■ **Short problem a**: Quote the passage of the Clinton convention article between "True to his" and "and job-training programs.", inclusive.
Begin Selected text
Originally created 08/30/96

Clinton: Democrats "bridge to the 21st century" Web-posted August 29, 1996

CHICAGO - On a day when scandal claimed his chief political adviser, President Clinton struck an optimistic tone before a nationwide television audience, styling himself "a bridge to the 21st century," and Republicans as stuck in the past.

The president's convention-closing speech sought to pull together old-line liberals and anxious middle-American families. He referred pointedly to the limits of government, challenging business leaders to "try to hire somebody off welfare - and try hard."

"For four years, we have pursued a simple but profound strategy - opportunity for all, responsibility from all, one strong American community," Clinton told a packed house of chanting, cheering Democrats at Chicago's United Center.

The speech launched the president and Vice President Al Gore on a two-day bus tour across Midwest and Mid-South states, attempting to recapture the youthful electricity of their 1992 campaign ride.

It ended with the rock anthem "Only the Beginning" rattling the home of basketball's champion Chicago Bulls, as balloons and shimmering confetti showered the jubilant crowd.

True to his first campaign's obsessive theme - "It's the economy, stupid" - Clinton claimed credit for creating 10 million new jobs and holding down interest rates, while promising to build on that record with new tax breaks and job-training programs.
End Selected text
Begin Working data
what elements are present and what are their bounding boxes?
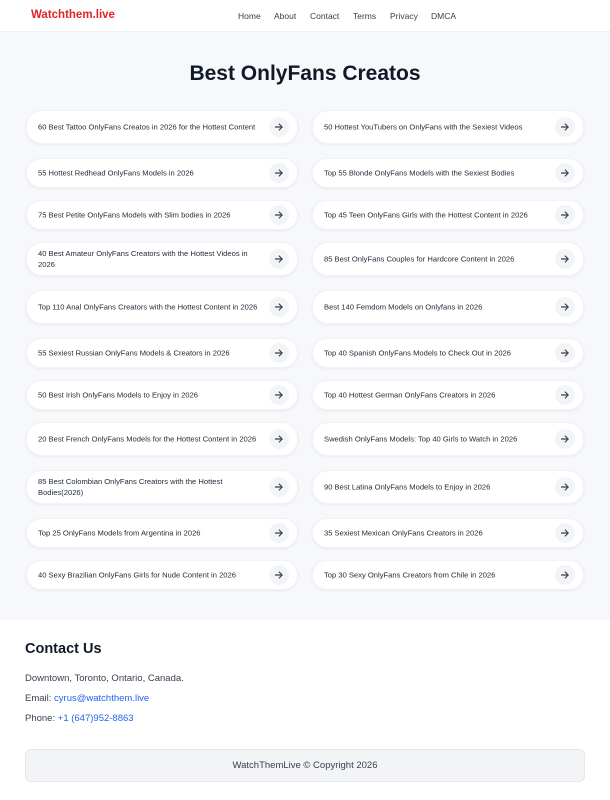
arrow-right-icon[interactable]	[269, 385, 289, 405]
arrow-right-icon[interactable]	[269, 429, 289, 449]
article-card[interactable]: 50 Hottest YouTubers on OnlyFans with th…	[312, 110, 584, 144]
arrow-right-icon[interactable]	[555, 117, 575, 137]
arrow-right-icon[interactable]	[555, 163, 575, 183]
article-card[interactable]: 85 Best Colombian OnlyFans Creators with…	[26, 470, 298, 504]
article-card[interactable]: Top 45 Teen OnlyFans Girls with the Hott…	[312, 200, 584, 230]
article-card-title: 50 Hottest YouTubers on OnlyFans with th…	[324, 122, 523, 132]
article-card[interactable]: 60 Best Tattoo OnlyFans Creatos in 2026 …	[26, 110, 298, 144]
article-card-title: Top 25 OnlyFans Models from Argentina in…	[38, 528, 201, 538]
article-card[interactable]: 85 Best OnlyFans Couples for Hardcore Co…	[312, 242, 584, 276]
article-card[interactable]: 35 Sexiest Mexican OnlyFans Creators in …	[312, 518, 584, 548]
main-nav: Home About Contact Terms Privacy DMCA	[0, 11, 610, 23]
copyright-text: WatchThemLive © Copyright 2026	[232, 760, 378, 771]
arrow-right-icon[interactable]	[555, 343, 575, 363]
article-card-title: Swedish OnlyFans Models: Top 40 Girls to…	[324, 434, 518, 444]
nav-terms[interactable]: Terms	[353, 11, 376, 21]
arrow-right-icon[interactable]	[555, 565, 575, 585]
article-card-title: Top 40 Spanish OnlyFans Models to Check …	[324, 348, 511, 358]
article-card[interactable]: Best 140 Femdom Models on Onlyfans in 20…	[312, 290, 584, 324]
arrow-right-icon[interactable]	[555, 249, 575, 269]
arrow-right-icon[interactable]	[269, 205, 289, 225]
arrow-right-icon[interactable]	[555, 523, 575, 543]
contact-address: Downtown, Toronto, Ontario, Canada.	[25, 673, 184, 684]
nav-contact[interactable]: Contact	[310, 11, 339, 21]
arrow-right-icon[interactable]	[555, 429, 575, 449]
article-card[interactable]: 40 Best Amateur OnlyFans Creators with t…	[26, 242, 298, 276]
article-card[interactable]: 55 Hottest Redhead OnlyFans Models in 20…	[26, 158, 298, 188]
nav-dmca[interactable]: DMCA	[431, 11, 456, 21]
arrow-right-icon[interactable]	[269, 163, 289, 183]
article-card[interactable]: 40 Sexy Brazilian OnlyFans Girls for Nud…	[26, 560, 298, 590]
email-link[interactable]: cyrus@watchthem.live	[54, 693, 149, 704]
article-card-title: 55 Sexiest Russian OnlyFans Models & Cre…	[38, 348, 230, 358]
site-header: Watchthem.live Home About Contact Terms …	[0, 0, 610, 32]
article-card-title: 35 Sexiest Mexican OnlyFans Creators in …	[324, 528, 483, 538]
article-card[interactable]: Top 110 Anal OnlyFans Creators with the …	[26, 290, 298, 324]
article-card-title: Best 140 Femdom Models on Onlyfans in 20…	[324, 302, 483, 312]
article-card-title: 90 Best Latina OnlyFans Models to Enjoy …	[324, 482, 491, 492]
article-card-title: 55 Hottest Redhead OnlyFans Models in 20…	[38, 168, 194, 178]
article-card[interactable]: Top 30 Sexy OnlyFans Creators from Chile…	[312, 560, 584, 590]
article-card-title: 20 Best French OnlyFans Models for the H…	[38, 434, 257, 444]
article-card-title: Top 30 Sexy OnlyFans Creators from Chile…	[324, 570, 496, 580]
nav-privacy[interactable]: Privacy	[390, 11, 418, 21]
article-card[interactable]: 50 Best Irish OnlyFans Models to Enjoy i…	[26, 380, 298, 410]
site-footer: WatchThemLive © Copyright 2026	[25, 749, 585, 782]
arrow-right-icon[interactable]	[269, 249, 289, 269]
arrow-right-icon[interactable]	[269, 297, 289, 317]
contact-phone-line: Phone: +1 (647)952-8863	[25, 713, 134, 724]
article-card[interactable]: Top 55 Blonde OnlyFans Models with the S…	[312, 158, 584, 188]
arrow-right-icon[interactable]	[555, 385, 575, 405]
contact-title: Contact Us	[25, 641, 102, 657]
nav-about[interactable]: About	[274, 11, 296, 21]
page-title: Best OnlyFans Creatos	[189, 62, 421, 85]
article-card-title: Top 40 Hottest German OnlyFans Creators …	[324, 390, 496, 400]
article-card-title: Top 110 Anal OnlyFans Creators with the …	[38, 302, 258, 312]
article-card-title: 50 Best Irish OnlyFans Models to Enjoy i…	[38, 390, 198, 400]
arrow-right-icon[interactable]	[555, 477, 575, 497]
article-card-title: 40 Sexy Brazilian OnlyFans Girls for Nud…	[38, 570, 236, 580]
article-card[interactable]: 20 Best French OnlyFans Models for the H…	[26, 422, 298, 456]
arrow-right-icon[interactable]	[269, 477, 289, 497]
article-card-title: 75 Best Petite OnlyFans Models with Slim…	[38, 210, 231, 220]
article-card-title: Top 45 Teen OnlyFans Girls with the Hott…	[324, 210, 528, 220]
article-card[interactable]: 55 Sexiest Russian OnlyFans Models & Cre…	[26, 338, 298, 368]
phone-label: Phone:	[25, 713, 56, 724]
arrow-right-icon[interactable]	[555, 205, 575, 225]
phone-link[interactable]: +1 (647)952-8863	[58, 713, 134, 724]
arrow-right-icon[interactable]	[555, 297, 575, 317]
main-content: Best OnlyFans Creatos 60 Best Tattoo Onl…	[0, 32, 610, 620]
arrow-right-icon[interactable]	[269, 343, 289, 363]
contact-email-line: Email: cyrus@watchthem.live	[25, 693, 149, 704]
arrow-right-icon[interactable]	[269, 523, 289, 543]
article-card-title: 60 Best Tattoo OnlyFans Creatos in 2026 …	[38, 122, 256, 132]
article-card[interactable]: 90 Best Latina OnlyFans Models to Enjoy …	[312, 470, 584, 504]
article-card[interactable]: Top 40 Hottest German OnlyFans Creators …	[312, 380, 584, 410]
article-card-title: 85 Best Colombian OnlyFans Creators with…	[38, 477, 223, 497]
article-card-title: 85 Best OnlyFans Couples for Hardcore Co…	[324, 254, 515, 264]
nav-home[interactable]: Home	[238, 11, 261, 21]
article-card[interactable]: Top 40 Spanish OnlyFans Models to Check …	[312, 338, 584, 368]
article-card-title: Top 55 Blonde OnlyFans Models with the S…	[324, 168, 515, 178]
arrow-right-icon[interactable]	[269, 565, 289, 585]
article-card[interactable]: Swedish OnlyFans Models: Top 40 Girls to…	[312, 422, 584, 456]
arrow-right-icon[interactable]	[269, 117, 289, 137]
email-label: Email:	[25, 693, 52, 704]
article-card[interactable]: 75 Best Petite OnlyFans Models with Slim…	[26, 200, 298, 230]
article-card[interactable]: Top 25 OnlyFans Models from Argentina in…	[26, 518, 298, 548]
contact-section: Contact Us Downtown, Toronto, Ontario, C…	[25, 620, 585, 750]
article-card-title: 40 Best Amateur OnlyFans Creators with t…	[38, 249, 248, 269]
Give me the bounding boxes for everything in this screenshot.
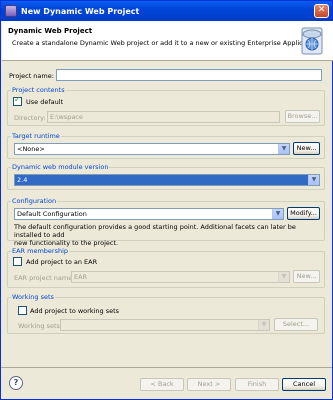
project-name-input[interactable] bbox=[56, 69, 322, 81]
next-button[interactable]: Next > bbox=[187, 378, 231, 391]
back-button[interactable]: < Back bbox=[140, 378, 184, 391]
target-runtime-new-button[interactable]: New... bbox=[293, 142, 320, 155]
target-runtime-value: <None> bbox=[17, 145, 45, 153]
add-to-working-sets-checkbox[interactable] bbox=[18, 306, 27, 315]
chevron-down-icon[interactable]: ▼ bbox=[308, 175, 319, 185]
window-title: New Dynamic Web Project bbox=[21, 6, 140, 16]
check-icon: ✓ bbox=[14, 95, 21, 104]
ear-project-name-value: EAR bbox=[74, 273, 88, 281]
help-icon[interactable]: ? bbox=[9, 376, 23, 390]
configuration-modify-button[interactable]: Modify... bbox=[287, 207, 320, 220]
project-name-label: Project name: bbox=[9, 72, 54, 80]
chevron-down-icon[interactable]: ▼ bbox=[258, 320, 269, 330]
add-to-working-sets-label: Add project to working sets bbox=[30, 307, 120, 315]
chevron-down-icon[interactable]: ▼ bbox=[278, 272, 289, 282]
directory-input[interactable]: E:\wspace bbox=[47, 111, 280, 123]
web-project-wizard-banner-icon bbox=[301, 27, 323, 55]
module-version-title: Dynamic web module version bbox=[11, 163, 110, 171]
module-version-value: 2.4 bbox=[17, 176, 28, 184]
project-contents-title: Project contents bbox=[11, 86, 66, 94]
add-to-ear-label: Add project to an EAR bbox=[26, 258, 98, 266]
working-sets-title: Working sets bbox=[11, 293, 55, 301]
header-title: Dynamic Web Project bbox=[8, 27, 93, 35]
working-sets-select-button[interactable]: Select... bbox=[274, 318, 318, 331]
close-button[interactable]: ✕ bbox=[314, 4, 329, 18]
footer-divider bbox=[1, 367, 332, 368]
ear-project-name-label: EAR project name: bbox=[14, 274, 75, 282]
ear-new-button[interactable]: New... bbox=[293, 270, 320, 283]
header-description: Create a standalone Dynamic Web project … bbox=[12, 39, 322, 47]
configuration-value: Default Configuration bbox=[17, 210, 87, 218]
finish-button[interactable]: Finish bbox=[235, 378, 279, 391]
add-to-ear-checkbox[interactable] bbox=[13, 257, 22, 266]
configuration-title: Configuration bbox=[11, 197, 58, 205]
use-default-label: Use default bbox=[26, 98, 64, 106]
target-runtime-title: Target runtime bbox=[11, 132, 61, 140]
ear-project-name-select[interactable]: EAR ▼ bbox=[71, 271, 290, 283]
title-bar[interactable]: New Dynamic Web Project ✕ bbox=[1, 1, 332, 21]
cancel-button[interactable]: Cancel bbox=[282, 378, 326, 391]
configuration-description-line2: new functionality to the project. bbox=[14, 239, 119, 247]
chevron-down-icon[interactable]: ▼ bbox=[278, 144, 289, 154]
target-runtime-select[interactable]: <None> ▼ bbox=[14, 143, 290, 155]
module-version-select[interactable]: 2.4 ▼ bbox=[14, 174, 320, 186]
use-default-checkbox[interactable]: ✓ bbox=[13, 95, 22, 106]
working-sets-select[interactable]: ▼ bbox=[60, 319, 270, 331]
dialog-window: New Dynamic Web Project ✕ Dynamic Web Pr… bbox=[0, 0, 333, 400]
configuration-description-line1: The default configuration provides a goo… bbox=[14, 223, 296, 239]
configuration-select[interactable]: Default Configuration ▼ bbox=[14, 208, 284, 220]
app-icon bbox=[5, 5, 17, 17]
working-sets-label: Working sets: bbox=[18, 322, 63, 330]
browse-button[interactable]: Browse... bbox=[285, 110, 320, 123]
wizard-header: Dynamic Web Project Create a standalone … bbox=[2, 21, 333, 61]
ear-membership-title: EAR membership bbox=[11, 247, 70, 255]
configuration-description: The default configuration provides a goo… bbox=[14, 223, 324, 247]
chevron-down-icon[interactable]: ▼ bbox=[272, 209, 283, 219]
directory-label: Directory: bbox=[14, 114, 46, 122]
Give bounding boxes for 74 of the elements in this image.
End Working data
■ **Short problem b**: Print the records between the line holding "385, 289, 405]" and the line holding "163, 575, 183]", inclusive.

■ **Final result a**:
True to his first campaign's obsessive theme - "It's the economy, stupid" - Clinton claimed credit for creating 10 million new jobs and holding down interest rates, while promising to build on that record with new tax breaks and job-training programs.

■ **Final result b**:
arrow-right-icon[interactable]	[269, 385, 289, 405]
arrow-right-icon[interactable]	[269, 429, 289, 449]
article-card[interactable]: 50 Hottest YouTubers on OnlyFans with th…	[312, 110, 584, 144]
arrow-right-icon[interactable]	[555, 117, 575, 137]
arrow-right-icon[interactable]	[555, 163, 575, 183]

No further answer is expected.